* INPUT FOR THIS TASK:
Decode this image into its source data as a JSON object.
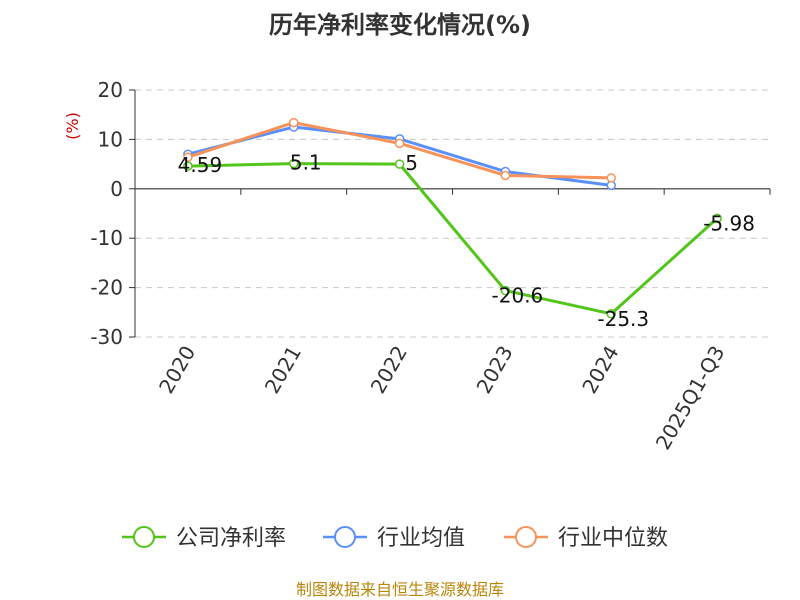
{
  "chart_data": {
    "type": "line",
    "title": "历年净利率变化情况(%)",
    "ylabel": "(%)",
    "categories": [
      "2020",
      "2021",
      "2022",
      "2023",
      "2024",
      "2025Q1-Q3"
    ],
    "ylim": [
      -30,
      20
    ],
    "yticks": [
      20,
      10,
      0,
      -10,
      -20,
      -30
    ],
    "grid": true,
    "legend_position": "bottom",
    "series": [
      {
        "name": "公司净利率",
        "color": "#52c41a",
        "values": [
          4.59,
          5.1,
          5,
          -20.6,
          -25.3,
          -5.98
        ],
        "labels": [
          "4.59",
          "5.1",
          "5",
          "-20.6",
          "-25.3",
          "-5.98"
        ]
      },
      {
        "name": "行业均值",
        "color": "#5b8ff9",
        "values": [
          7.0,
          12.5,
          10.1,
          3.5,
          0.7,
          null
        ]
      },
      {
        "name": "行业中位数",
        "color": "#f6935a",
        "values": [
          6.4,
          13.4,
          9.2,
          2.7,
          2.2,
          null
        ]
      }
    ]
  },
  "source": "制图数据来自恒生聚源数据库"
}
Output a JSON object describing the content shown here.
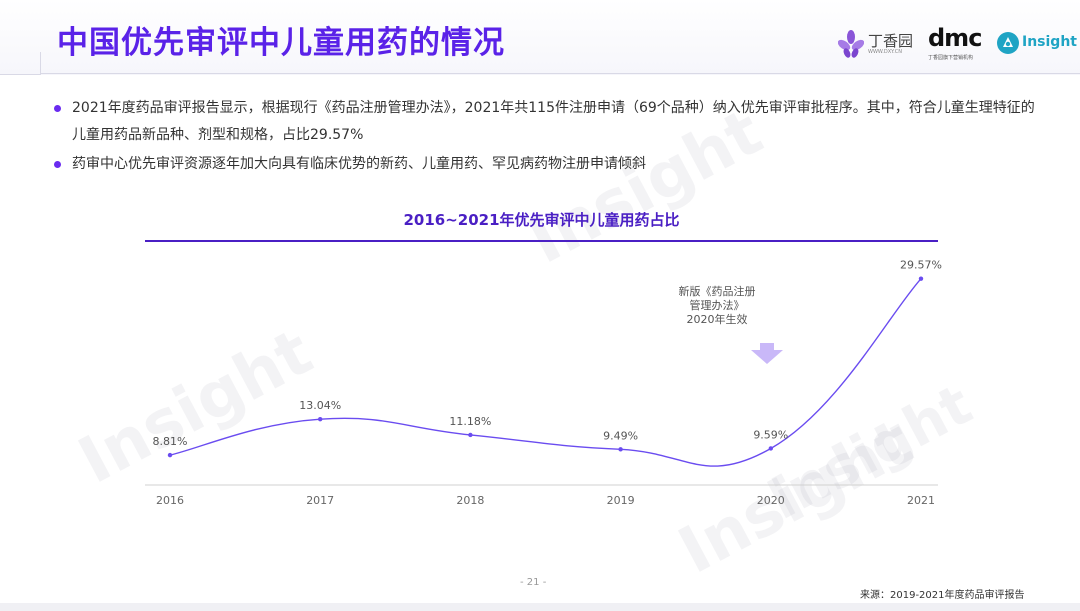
{
  "title": "中国优先审评中儿童用药的情况",
  "logos": {
    "dxy_name": "丁香园",
    "dxy_sub": "WWW.DXY.CN",
    "dmc_name": "dmc",
    "dmc_sub": "丁香园旗下营销机构",
    "insight_name": "Insight"
  },
  "bullets": [
    "2021年度药品审评报告显示，根据现行《药品注册管理办法》，2021年共115件注册申请（69个品种）纳入优先审评审批程序。其中，符合儿童生理特征的儿童用药品新品种、剂型和规格，占比29.57%",
    "药审中心优先审评资源逐年加大向具有临床优势的新药、儿童用药、罕见病药物注册申请倾斜"
  ],
  "chart_data": {
    "type": "line",
    "title": "2016~2021年优先审评中儿童用药占比",
    "x": [
      "2016",
      "2017",
      "2018",
      "2019",
      "2020",
      "2021"
    ],
    "values": [
      8.81,
      13.04,
      11.18,
      9.49,
      9.59,
      29.57
    ],
    "labels": [
      "8.81%",
      "13.04%",
      "11.18%",
      "9.49%",
      "9.59%",
      "29.57%"
    ],
    "ylim": [
      0,
      32
    ],
    "annotation": [
      "新版《药品注册",
      "管理办法》",
      "2020年生效"
    ],
    "line_color": "#6a4cf0",
    "grid": false
  },
  "watermarks": [
    "Insight",
    "Insight",
    "Insight",
    "Insight"
  ],
  "footer": {
    "page": "- 21 -",
    "source": "来源：2019-2021年度药品审评报告"
  },
  "colors": {
    "accent": "#5a22e8",
    "chart_title": "#4a1fc4",
    "arrow": "#c9b8f8"
  }
}
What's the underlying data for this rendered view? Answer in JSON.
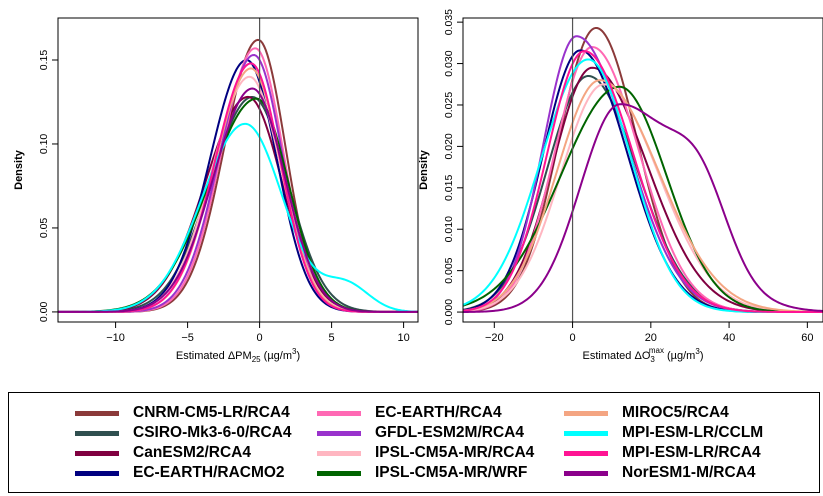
{
  "chart_data": [
    {
      "type": "line",
      "xlabel_prefix": "Estimated ΔPM",
      "xlabel_sub": "25",
      "xlabel_unit": " (µg/m",
      "xlabel_unit_sup": "3",
      "xlabel_close": ")",
      "ylabel": "Density",
      "xlim": [
        -14,
        11
      ],
      "ylim": [
        -0.006,
        0.175
      ],
      "xticks": [
        -10,
        -5,
        0,
        5,
        10
      ],
      "xtick_labels": [
        "−10",
        "−5",
        "0",
        "5",
        "10"
      ],
      "yticks": [
        0,
        0.05,
        0.1,
        0.15
      ],
      "ytick_labels": [
        "0.00",
        "0.05",
        "0.10",
        "0.15"
      ],
      "vline": 0,
      "series": [
        {
          "name": "CNRM-CM5-LR/RCA4",
          "mode": -0.1,
          "peak": 0.162,
          "sl": 2.35,
          "sr": 1.9,
          "tail": 0.0,
          "tailcenter": 0,
          "tailw": 1
        },
        {
          "name": "CSIRO-Mk3-6-0/RCA4",
          "mode": -0.5,
          "peak": 0.128,
          "sl": 2.9,
          "sr": 2.45,
          "tail": 0.0,
          "tailcenter": 0,
          "tailw": 1
        },
        {
          "name": "CanESM2/RCA4",
          "mode": -0.8,
          "peak": 0.128,
          "sl": 2.95,
          "sr": 2.35,
          "tail": 0.0,
          "tailcenter": 0,
          "tailw": 1
        },
        {
          "name": "EC-EARTH/RACMO2",
          "mode": -0.9,
          "peak": 0.15,
          "sl": 2.55,
          "sr": 2.1,
          "tail": 0.0,
          "tailcenter": 0,
          "tailw": 1
        },
        {
          "name": "EC-EARTH/RCA4",
          "mode": -0.3,
          "peak": 0.157,
          "sl": 2.35,
          "sr": 1.95,
          "tail": 0.0,
          "tailcenter": 0,
          "tailw": 1
        },
        {
          "name": "GFDL-ESM2M/RCA4",
          "mode": -0.4,
          "peak": 0.153,
          "sl": 2.4,
          "sr": 2.0,
          "tail": 0.0,
          "tailcenter": 0,
          "tailw": 1
        },
        {
          "name": "IPSL-CM5A-MR/RCA4",
          "mode": -0.7,
          "peak": 0.14,
          "sl": 2.6,
          "sr": 2.2,
          "tail": 0.0,
          "tailcenter": 0,
          "tailw": 1
        },
        {
          "name": "IPSL-CM5A-MR/WRF",
          "mode": -0.2,
          "peak": 0.127,
          "sl": 3.3,
          "sr": 2.2,
          "tail": 0.0,
          "tailcenter": 0,
          "tailw": 1
        },
        {
          "name": "MIROC5/RCA4",
          "mode": -0.6,
          "peak": 0.145,
          "sl": 2.5,
          "sr": 2.1,
          "tail": 0.0,
          "tailcenter": 0,
          "tailw": 1
        },
        {
          "name": "MPI-ESM-LR/CCLM",
          "mode": -1.0,
          "peak": 0.112,
          "sl": 3.0,
          "sr": 2.6,
          "tail": 0.016,
          "tailcenter": 6.0,
          "tailw": 1.6
        },
        {
          "name": "MPI-ESM-LR/RCA4",
          "mode": -0.6,
          "peak": 0.148,
          "sl": 2.5,
          "sr": 2.05,
          "tail": 0.0,
          "tailcenter": 0,
          "tailw": 1
        },
        {
          "name": "NorESM1-M/RCA4",
          "mode": -0.5,
          "peak": 0.133,
          "sl": 2.7,
          "sr": 2.25,
          "tail": 0.0,
          "tailcenter": 0,
          "tailw": 1
        }
      ]
    },
    {
      "type": "line",
      "xlabel_prefix": "Estimated ΔO",
      "xlabel_sub": "3",
      "xlabel_sup": "max",
      "xlabel_unit": " (µg/m",
      "xlabel_unit_sup": "3",
      "xlabel_close": ")",
      "ylabel": "Density",
      "xlim": [
        -28,
        64
      ],
      "ylim": [
        -0.0012,
        0.0355
      ],
      "xticks": [
        -20,
        0,
        20,
        40,
        60
      ],
      "xtick_labels": [
        "−20",
        "0",
        "20",
        "40",
        "60"
      ],
      "yticks": [
        0,
        0.005,
        0.01,
        0.015,
        0.02,
        0.025,
        0.03,
        0.035
      ],
      "ytick_labels": [
        "0.000",
        "0.005",
        "0.010",
        "0.015",
        "0.020",
        "0.025",
        "0.030",
        "0.035"
      ],
      "vline": 0,
      "series": [
        {
          "name": "CNRM-CM5-LR/RCA4",
          "mode": 6,
          "peak": 0.0343,
          "sl": 9.5,
          "sr": 10.5,
          "tail": 0.0,
          "tailcenter": 0,
          "tailw": 1
        },
        {
          "name": "CSIRO-Mk3-6-0/RCA4",
          "mode": 4,
          "peak": 0.0285,
          "sl": 10.5,
          "sr": 12.5,
          "tail": 0.0,
          "tailcenter": 0,
          "tailw": 1
        },
        {
          "name": "CanESM2/RCA4",
          "mode": 5,
          "peak": 0.0295,
          "sl": 10,
          "sr": 14,
          "tail": 0.0,
          "tailcenter": 0,
          "tailw": 1
        },
        {
          "name": "EC-EARTH/RACMO2",
          "mode": 2,
          "peak": 0.0316,
          "sl": 9.5,
          "sr": 12,
          "tail": 0.0,
          "tailcenter": 0,
          "tailw": 1
        },
        {
          "name": "EC-EARTH/RCA4",
          "mode": 5,
          "peak": 0.032,
          "sl": 9.5,
          "sr": 12,
          "tail": 0.0,
          "tailcenter": 0,
          "tailw": 1
        },
        {
          "name": "GFDL-ESM2M/RCA4",
          "mode": 1,
          "peak": 0.0333,
          "sl": 8.5,
          "sr": 13,
          "tail": 0.0,
          "tailcenter": 0,
          "tailw": 1
        },
        {
          "name": "IPSL-CM5A-MR/RCA4",
          "mode": 8,
          "peak": 0.0275,
          "sl": 11,
          "sr": 14,
          "tail": 0.0,
          "tailcenter": 0,
          "tailw": 1
        },
        {
          "name": "IPSL-CM5A-MR/WRF",
          "mode": 12,
          "peak": 0.0272,
          "sl": 15,
          "sr": 12,
          "tail": 0.0,
          "tailcenter": 0,
          "tailw": 1
        },
        {
          "name": "MIROC5/RCA4",
          "mode": 7,
          "peak": 0.028,
          "sl": 11,
          "sr": 15,
          "tail": 0.0,
          "tailcenter": 0,
          "tailw": 1
        },
        {
          "name": "MPI-ESM-LR/CCLM",
          "mode": 4,
          "peak": 0.0305,
          "sl": 12,
          "sr": 11,
          "tail": 0.0,
          "tailcenter": 0,
          "tailw": 1
        },
        {
          "name": "MPI-ESM-LR/RCA4",
          "mode": 3,
          "peak": 0.0315,
          "sl": 9.5,
          "sr": 12.5,
          "tail": 0.0,
          "tailcenter": 0,
          "tailw": 1
        },
        {
          "name": "NorESM1-M/RCA4",
          "mode": 12,
          "peak": 0.025,
          "sl": 10,
          "sr": 16,
          "tail": 0.008,
          "tailcenter": 33,
          "tailw": 7
        }
      ]
    }
  ],
  "legend": [
    {
      "label": "CNRM-CM5-LR/RCA4",
      "color": "#8b3a3a"
    },
    {
      "label": "CSIRO-Mk3-6-0/RCA4",
      "color": "#2f4f4f"
    },
    {
      "label": "CanESM2/RCA4",
      "color": "#800040"
    },
    {
      "label": "EC-EARTH/RACMO2",
      "color": "#000080"
    },
    {
      "label": "EC-EARTH/RCA4",
      "color": "#ff69b4"
    },
    {
      "label": "GFDL-ESM2M/RCA4",
      "color": "#9932cc"
    },
    {
      "label": "IPSL-CM5A-MR/RCA4",
      "color": "#ffb6c1"
    },
    {
      "label": "IPSL-CM5A-MR/WRF",
      "color": "#006400"
    },
    {
      "label": "MIROC5/RCA4",
      "color": "#f4a582"
    },
    {
      "label": "MPI-ESM-LR/CCLM",
      "color": "#00ffff"
    },
    {
      "label": "MPI-ESM-LR/RCA4",
      "color": "#ff1493"
    },
    {
      "label": "NorESM1-M/RCA4",
      "color": "#8b008b"
    }
  ]
}
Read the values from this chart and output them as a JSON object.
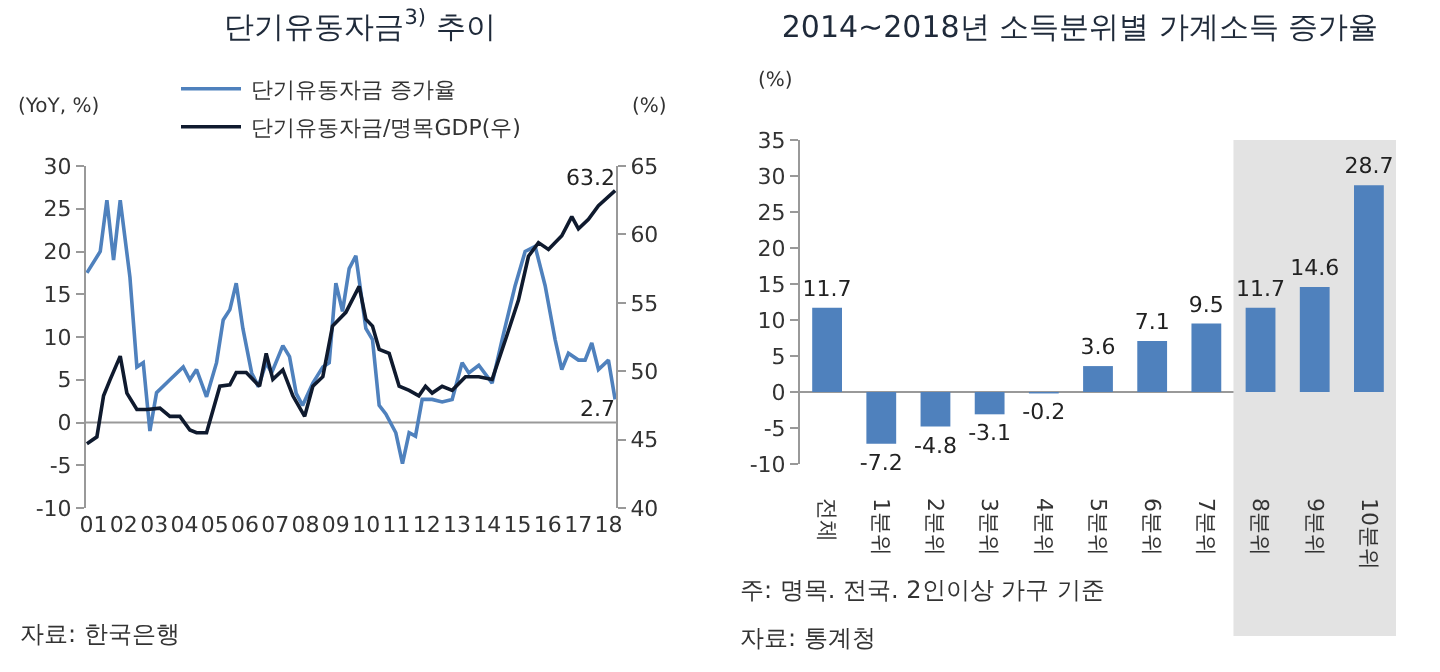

* REQUIREMENTS: Among the entries, how many lines include the word "source"? Answer with a single number and nothing further.

* EXERCISE OUTPUT: 3